EXERCISE BRIEF:
Go through the material and pull out every line with the string "Elgeseter" in it.

DATA TO PROCESS:
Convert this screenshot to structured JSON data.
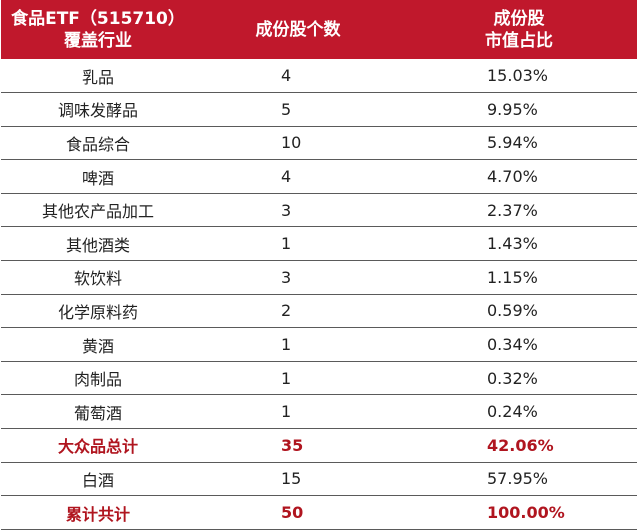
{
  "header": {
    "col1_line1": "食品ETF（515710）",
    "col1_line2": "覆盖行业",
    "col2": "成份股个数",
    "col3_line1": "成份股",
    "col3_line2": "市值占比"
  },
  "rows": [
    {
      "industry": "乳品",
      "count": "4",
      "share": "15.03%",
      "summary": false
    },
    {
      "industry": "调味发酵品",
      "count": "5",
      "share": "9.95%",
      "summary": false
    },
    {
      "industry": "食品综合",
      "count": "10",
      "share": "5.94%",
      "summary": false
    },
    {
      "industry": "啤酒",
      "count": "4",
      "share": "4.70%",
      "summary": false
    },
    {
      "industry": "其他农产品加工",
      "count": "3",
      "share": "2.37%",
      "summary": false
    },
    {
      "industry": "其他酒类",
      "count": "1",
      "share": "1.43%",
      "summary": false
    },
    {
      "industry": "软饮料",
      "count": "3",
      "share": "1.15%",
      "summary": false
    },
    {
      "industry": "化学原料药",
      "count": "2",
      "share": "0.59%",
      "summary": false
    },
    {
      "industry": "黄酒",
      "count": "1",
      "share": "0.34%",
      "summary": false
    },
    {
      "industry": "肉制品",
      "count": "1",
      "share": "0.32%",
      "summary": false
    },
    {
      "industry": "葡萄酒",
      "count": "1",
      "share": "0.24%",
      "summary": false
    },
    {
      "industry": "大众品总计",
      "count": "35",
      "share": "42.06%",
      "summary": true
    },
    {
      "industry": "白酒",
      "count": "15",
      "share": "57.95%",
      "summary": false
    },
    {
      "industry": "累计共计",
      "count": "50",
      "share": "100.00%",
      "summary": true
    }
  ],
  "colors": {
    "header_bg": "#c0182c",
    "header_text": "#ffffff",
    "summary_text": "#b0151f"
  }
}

* * *

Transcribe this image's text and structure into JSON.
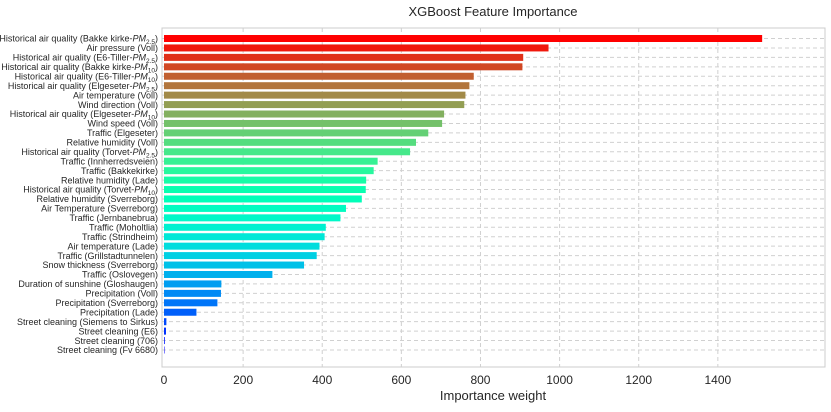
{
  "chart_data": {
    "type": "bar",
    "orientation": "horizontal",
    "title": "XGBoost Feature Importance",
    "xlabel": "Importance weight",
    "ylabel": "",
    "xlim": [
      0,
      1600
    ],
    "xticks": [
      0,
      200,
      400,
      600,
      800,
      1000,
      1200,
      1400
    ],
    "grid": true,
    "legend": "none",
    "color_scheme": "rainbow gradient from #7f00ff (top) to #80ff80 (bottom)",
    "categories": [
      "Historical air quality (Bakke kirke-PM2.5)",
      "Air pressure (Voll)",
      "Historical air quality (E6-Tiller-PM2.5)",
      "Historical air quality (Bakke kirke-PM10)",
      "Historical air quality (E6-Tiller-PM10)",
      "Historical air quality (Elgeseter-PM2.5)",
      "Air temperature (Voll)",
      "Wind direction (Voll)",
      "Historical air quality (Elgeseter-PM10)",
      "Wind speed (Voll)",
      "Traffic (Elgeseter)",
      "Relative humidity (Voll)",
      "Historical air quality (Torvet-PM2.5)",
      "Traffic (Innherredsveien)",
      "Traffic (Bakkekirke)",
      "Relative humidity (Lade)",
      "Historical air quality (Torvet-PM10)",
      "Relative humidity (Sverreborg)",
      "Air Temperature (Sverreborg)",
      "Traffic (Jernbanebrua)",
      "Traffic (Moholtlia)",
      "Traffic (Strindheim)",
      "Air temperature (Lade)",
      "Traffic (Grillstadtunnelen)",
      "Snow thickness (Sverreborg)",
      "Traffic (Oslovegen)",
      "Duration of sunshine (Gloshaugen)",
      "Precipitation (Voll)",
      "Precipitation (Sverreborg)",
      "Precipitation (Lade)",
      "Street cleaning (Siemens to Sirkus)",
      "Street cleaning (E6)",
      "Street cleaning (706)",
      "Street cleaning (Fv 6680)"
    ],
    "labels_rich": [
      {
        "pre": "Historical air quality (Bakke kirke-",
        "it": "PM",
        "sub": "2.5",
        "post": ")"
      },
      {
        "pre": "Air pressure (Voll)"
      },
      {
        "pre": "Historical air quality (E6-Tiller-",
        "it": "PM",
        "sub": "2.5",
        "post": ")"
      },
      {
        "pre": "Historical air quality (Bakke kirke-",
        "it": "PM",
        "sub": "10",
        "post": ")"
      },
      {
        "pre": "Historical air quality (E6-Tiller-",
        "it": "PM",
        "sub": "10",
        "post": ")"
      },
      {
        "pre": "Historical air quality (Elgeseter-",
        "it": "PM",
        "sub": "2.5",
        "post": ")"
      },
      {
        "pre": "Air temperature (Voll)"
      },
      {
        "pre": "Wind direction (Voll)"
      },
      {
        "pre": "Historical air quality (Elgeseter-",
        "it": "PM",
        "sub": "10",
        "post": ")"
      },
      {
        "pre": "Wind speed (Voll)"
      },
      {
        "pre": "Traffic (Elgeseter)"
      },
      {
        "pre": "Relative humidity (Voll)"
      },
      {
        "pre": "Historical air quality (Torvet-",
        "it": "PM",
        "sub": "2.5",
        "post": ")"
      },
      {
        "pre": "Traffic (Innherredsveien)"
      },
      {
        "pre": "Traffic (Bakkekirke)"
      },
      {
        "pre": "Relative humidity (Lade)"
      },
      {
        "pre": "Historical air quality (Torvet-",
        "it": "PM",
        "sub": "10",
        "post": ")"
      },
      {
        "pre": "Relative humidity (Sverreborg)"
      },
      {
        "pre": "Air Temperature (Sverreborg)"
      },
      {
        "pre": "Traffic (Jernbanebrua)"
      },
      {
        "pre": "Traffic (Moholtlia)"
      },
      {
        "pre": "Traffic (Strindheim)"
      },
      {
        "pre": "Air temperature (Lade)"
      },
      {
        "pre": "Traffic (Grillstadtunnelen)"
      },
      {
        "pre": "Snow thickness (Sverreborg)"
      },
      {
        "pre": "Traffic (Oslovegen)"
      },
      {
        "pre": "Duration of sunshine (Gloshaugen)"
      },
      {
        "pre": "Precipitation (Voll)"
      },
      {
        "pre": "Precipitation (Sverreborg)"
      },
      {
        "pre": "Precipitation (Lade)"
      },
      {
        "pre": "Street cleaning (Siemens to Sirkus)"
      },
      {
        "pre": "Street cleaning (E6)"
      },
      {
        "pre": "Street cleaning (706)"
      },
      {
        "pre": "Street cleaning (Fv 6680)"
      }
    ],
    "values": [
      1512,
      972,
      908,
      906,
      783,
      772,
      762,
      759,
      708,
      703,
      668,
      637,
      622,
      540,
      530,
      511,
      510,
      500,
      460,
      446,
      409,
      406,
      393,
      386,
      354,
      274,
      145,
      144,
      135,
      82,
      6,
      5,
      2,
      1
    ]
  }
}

EXERCISE SOLUTION:
      "Historical air quality (Elgeseter-PM2.5)",
      "Historical air quality (Elgeseter-PM10)",
      "Traffic (Elgeseter)",
        "pre": "Historical air quality (Elgeseter-",
        "pre": "Historical air quality (Elgeseter-",
        "pre": "Traffic (Elgeseter)"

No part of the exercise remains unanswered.